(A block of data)

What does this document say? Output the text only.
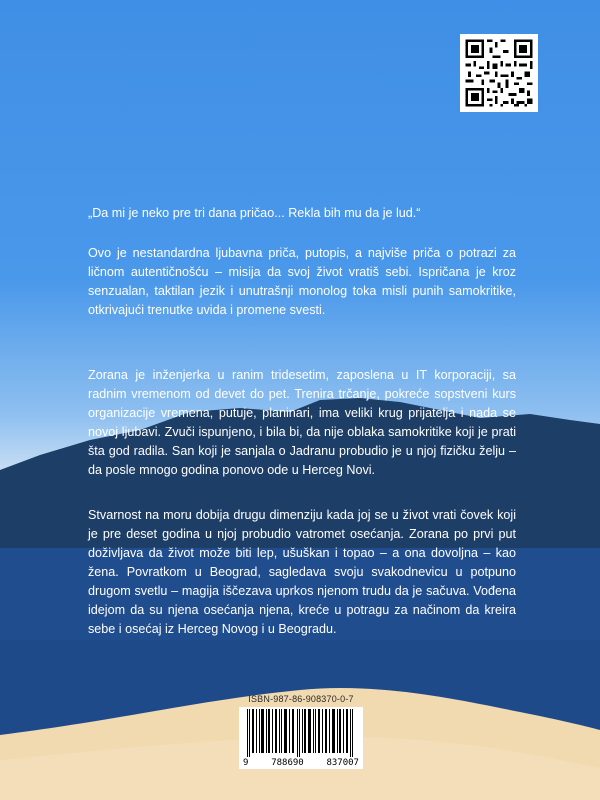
„Da mi je neko pre tri dana pričao... Rekla bih mu da je lud.“

Ovo je nestandardna ljubavna priča, putopis, a najviše priča o potrazi za ličnom autentičnošću – misija da svoj život vratiš sebi. Ispričana je kroz senzualan, taktilan jezik i unutrašnji monolog toka misli punih samokritike, otkrivajući trenutke uvida i promene svesti.

Zorana je inženjerka u ranim tridesetim, zaposlena u IT korporaciji, sa radnim vremenom od devet do pet. Trenira trčanje, pokreće sopstveni kurs organizacije vremena, putuje, planinari, ima veliki krug prijatelja i nada se novoj ljubavi. Zvuči ispunjeno, i bila bi, da nije oblaka samokritike koji je prati šta god radila. San koji je sanjala o Jadranu probudio je u njoj fizičku želju – da posle mnogo godina ponovo ode u Herceg Novi.

Stvarnost na moru dobija drugu dimenziju kada joj se u život vrati čovek koji je pre deset godina u njoj probudio vatromet osećanja. Zorana po prvi put doživljava da život može biti lep, ušuškan i topao – a ona dovoljna – kao žena. Povratkom u Beograd, sagledava svoju svakodnevicu u potpuno drugom svetlu – magija iščezava uprkos njenom trudu da je sačuva. Vođena idejom da su njena osećanja njena, kreće u potragu za načinom da kreira sebe i osećaj iz Herceg Novog i u Beogradu.

ISBN-987-86-908370-0-7
9	788690	837007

-- Required work --
All the records need to be repeated exactly, with the images dropped.

-- Result below --
What does this document say? Output the text only.
„Da mi je neko pre tri dana pričao... Rekla bih mu da je lud.“

Ovo je nestandardna ljubavna priča, putopis, a najviše priča o potrazi za ličnom autentičnošću – misija da svoj život vratiš sebi. Ispričana je kroz senzualan, taktilan jezik i unutrašnji monolog toka misli punih samokritike, otkrivajući trenutke uvida i promene svesti.

Zorana je inženjerka u ranim tridesetim, zaposlena u IT korporaciji, sa radnim vremenom od devet do pet. Trenira trčanje, pokreće sopstveni kurs organizacije vremena, putuje, planinari, ima veliki krug prijatelja i nada se novoj ljubavi. Zvuči ispunjeno, i bila bi, da nije oblaka samokritike koji je prati šta god radila. San koji je sanjala o Jadranu probudio je u njoj fizičku želju – da posle mnogo godina ponovo ode u Herceg Novi.

Stvarnost na moru dobija drugu dimenziju kada joj se u život vrati čovek koji je pre deset godina u njoj probudio vatromet osećanja. Zorana po prvi put doživljava da život može biti lep, ušuškan i topao – a ona dovoljna – kao žena. Povratkom u Beograd, sagledava svoju svakodnevicu u potpuno drugom svetlu – magija iščezava uprkos njenom trudu da je sačuva. Vođena idejom da su njena osećanja njena, kreće u potragu za načinom da kreira sebe i osećaj iz Herceg Novog i u Beogradu.

ISBN-987-86-908370-0-7
9	788690	837007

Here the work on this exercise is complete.